### Entries provided

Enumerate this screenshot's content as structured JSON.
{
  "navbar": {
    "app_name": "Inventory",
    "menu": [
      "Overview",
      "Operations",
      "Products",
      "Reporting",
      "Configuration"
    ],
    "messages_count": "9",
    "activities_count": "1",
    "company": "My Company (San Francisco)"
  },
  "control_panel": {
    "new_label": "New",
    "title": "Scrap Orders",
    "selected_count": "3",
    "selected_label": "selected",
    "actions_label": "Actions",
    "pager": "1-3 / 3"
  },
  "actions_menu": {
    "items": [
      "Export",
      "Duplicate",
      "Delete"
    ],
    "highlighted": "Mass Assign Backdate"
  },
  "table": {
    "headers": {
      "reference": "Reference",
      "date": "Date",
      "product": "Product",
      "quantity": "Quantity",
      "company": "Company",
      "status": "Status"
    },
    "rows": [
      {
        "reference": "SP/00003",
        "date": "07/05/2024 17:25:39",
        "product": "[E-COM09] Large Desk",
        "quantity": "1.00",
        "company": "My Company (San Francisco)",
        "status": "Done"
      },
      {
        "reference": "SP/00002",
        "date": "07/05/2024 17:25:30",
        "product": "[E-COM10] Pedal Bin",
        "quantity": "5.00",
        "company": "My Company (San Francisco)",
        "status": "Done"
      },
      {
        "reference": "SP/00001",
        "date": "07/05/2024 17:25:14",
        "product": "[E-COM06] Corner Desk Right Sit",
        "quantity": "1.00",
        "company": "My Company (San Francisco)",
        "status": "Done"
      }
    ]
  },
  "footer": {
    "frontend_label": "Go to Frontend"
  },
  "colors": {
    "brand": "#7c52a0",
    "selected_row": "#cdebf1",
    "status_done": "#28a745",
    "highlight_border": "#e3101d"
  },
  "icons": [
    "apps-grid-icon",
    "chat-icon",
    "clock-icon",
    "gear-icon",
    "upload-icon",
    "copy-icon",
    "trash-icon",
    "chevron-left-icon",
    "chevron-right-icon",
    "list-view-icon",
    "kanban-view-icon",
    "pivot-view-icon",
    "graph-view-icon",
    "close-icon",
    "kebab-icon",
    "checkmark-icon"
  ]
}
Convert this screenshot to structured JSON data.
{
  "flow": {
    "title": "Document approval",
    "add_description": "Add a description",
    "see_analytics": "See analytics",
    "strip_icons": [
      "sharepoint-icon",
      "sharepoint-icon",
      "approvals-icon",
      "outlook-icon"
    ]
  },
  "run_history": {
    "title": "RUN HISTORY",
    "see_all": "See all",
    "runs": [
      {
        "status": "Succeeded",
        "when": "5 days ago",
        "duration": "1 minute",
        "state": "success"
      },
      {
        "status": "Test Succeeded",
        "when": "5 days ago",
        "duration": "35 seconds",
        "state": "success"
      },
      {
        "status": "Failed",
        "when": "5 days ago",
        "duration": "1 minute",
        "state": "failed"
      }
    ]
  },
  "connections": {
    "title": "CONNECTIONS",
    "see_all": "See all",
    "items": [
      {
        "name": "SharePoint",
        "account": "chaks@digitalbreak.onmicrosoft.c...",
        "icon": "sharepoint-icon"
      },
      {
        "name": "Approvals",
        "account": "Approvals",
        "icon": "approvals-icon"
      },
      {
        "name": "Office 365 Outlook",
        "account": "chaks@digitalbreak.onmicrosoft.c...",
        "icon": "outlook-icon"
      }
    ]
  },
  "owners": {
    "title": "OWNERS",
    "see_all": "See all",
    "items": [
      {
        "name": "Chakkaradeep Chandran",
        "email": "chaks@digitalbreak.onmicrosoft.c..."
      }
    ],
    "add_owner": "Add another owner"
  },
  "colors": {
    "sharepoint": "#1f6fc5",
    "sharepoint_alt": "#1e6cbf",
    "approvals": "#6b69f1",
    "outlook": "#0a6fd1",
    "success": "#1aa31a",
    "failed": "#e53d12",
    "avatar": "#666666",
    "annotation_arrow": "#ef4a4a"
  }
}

######

Written request -> Output the lines above verbatim and in full.

Full response ->
Enumerate this screenshot's content as structured JSON.
{
  "navbar": {
    "app_name": "Inventory",
    "menu": [
      "Overview",
      "Operations",
      "Products",
      "Reporting",
      "Configuration"
    ],
    "messages_count": "9",
    "activities_count": "1",
    "company": "My Company (San Francisco)"
  },
  "control_panel": {
    "new_label": "New",
    "title": "Scrap Orders",
    "selected_count": "3",
    "selected_label": "selected",
    "actions_label": "Actions",
    "pager": "1-3 / 3"
  },
  "actions_menu": {
    "items": [
      "Export",
      "Duplicate",
      "Delete"
    ],
    "highlighted": "Mass Assign Backdate"
  },
  "table": {
    "headers": {
      "reference": "Reference",
      "date": "Date",
      "product": "Product",
      "quantity": "Quantity",
      "company": "Company",
      "status": "Status"
    },
    "rows": [
      {
        "reference": "SP/00003",
        "date": "07/05/2024 17:25:39",
        "product": "[E-COM09] Large Desk",
        "quantity": "1.00",
        "company": "My Company (San Francisco)",
        "status": "Done"
      },
      {
        "reference": "SP/00002",
        "date": "07/05/2024 17:25:30",
        "product": "[E-COM10] Pedal Bin",
        "quantity": "5.00",
        "company": "My Company (San Francisco)",
        "status": "Done"
      },
      {
        "reference": "SP/00001",
        "date": "07/05/2024 17:25:14",
        "product": "[E-COM06] Corner Desk Right Sit",
        "quantity": "1.00",
        "company": "My Company (San Francisco)",
        "status": "Done"
      }
    ]
  },
  "footer": {
    "frontend_label": "Go to Frontend"
  },
  "colors": {
    "brand": "#7c52a0",
    "selected_row": "#cdebf1",
    "status_done": "#28a745",
    "highlight_border": "#e3101d"
  },
  "icons": [
    "apps-grid-icon",
    "chat-icon",
    "clock-icon",
    "gear-icon",
    "upload-icon",
    "copy-icon",
    "trash-icon",
    "chevron-left-icon",
    "chevron-right-icon",
    "list-view-icon",
    "kanban-view-icon",
    "pivot-view-icon",
    "graph-view-icon",
    "close-icon",
    "kebab-icon",
    "checkmark-icon"
  ]
}
Convert this screenshot to structured JSON data.
{
  "flow": {
    "title": "Document approval",
    "add_description": "Add a description",
    "see_analytics": "See analytics",
    "strip_icons": [
      "sharepoint-icon",
      "sharepoint-icon",
      "approvals-icon",
      "outlook-icon"
    ]
  },
  "run_history": {
    "title": "RUN HISTORY",
    "see_all": "See all",
    "runs": [
      {
        "status": "Succeeded",
        "when": "5 days ago",
        "duration": "1 minute",
        "state": "success"
      },
      {
        "status": "Test Succeeded",
        "when": "5 days ago",
        "duration": "35 seconds",
        "state": "success"
      },
      {
        "status": "Failed",
        "when": "5 days ago",
        "duration": "1 minute",
        "state": "failed"
      }
    ]
  },
  "connections": {
    "title": "CONNECTIONS",
    "see_all": "See all",
    "items": [
      {
        "name": "SharePoint",
        "account": "chaks@digitalbreak.onmicrosoft.c...",
        "icon": "sharepoint-icon"
      },
      {
        "name": "Approvals",
        "account": "Approvals",
        "icon": "approvals-icon"
      },
      {
        "name": "Office 365 Outlook",
        "account": "chaks@digitalbreak.onmicrosoft.c...",
        "icon": "outlook-icon"
      }
    ]
  },
  "owners": {
    "title": "OWNERS",
    "see_all": "See all",
    "items": [
      {
        "name": "Chakkaradeep Chandran",
        "email": "chaks@digitalbreak.onmicrosoft.c..."
      }
    ],
    "add_owner": "Add another owner"
  },
  "colors": {
    "sharepoint": "#1f6fc5",
    "sharepoint_alt": "#1e6cbf",
    "approvals": "#6b69f1",
    "outlook": "#0a6fd1",
    "success": "#1aa31a",
    "failed": "#e53d12",
    "avatar": "#666666",
    "annotation_arrow": "#ef4a4a"
  }
}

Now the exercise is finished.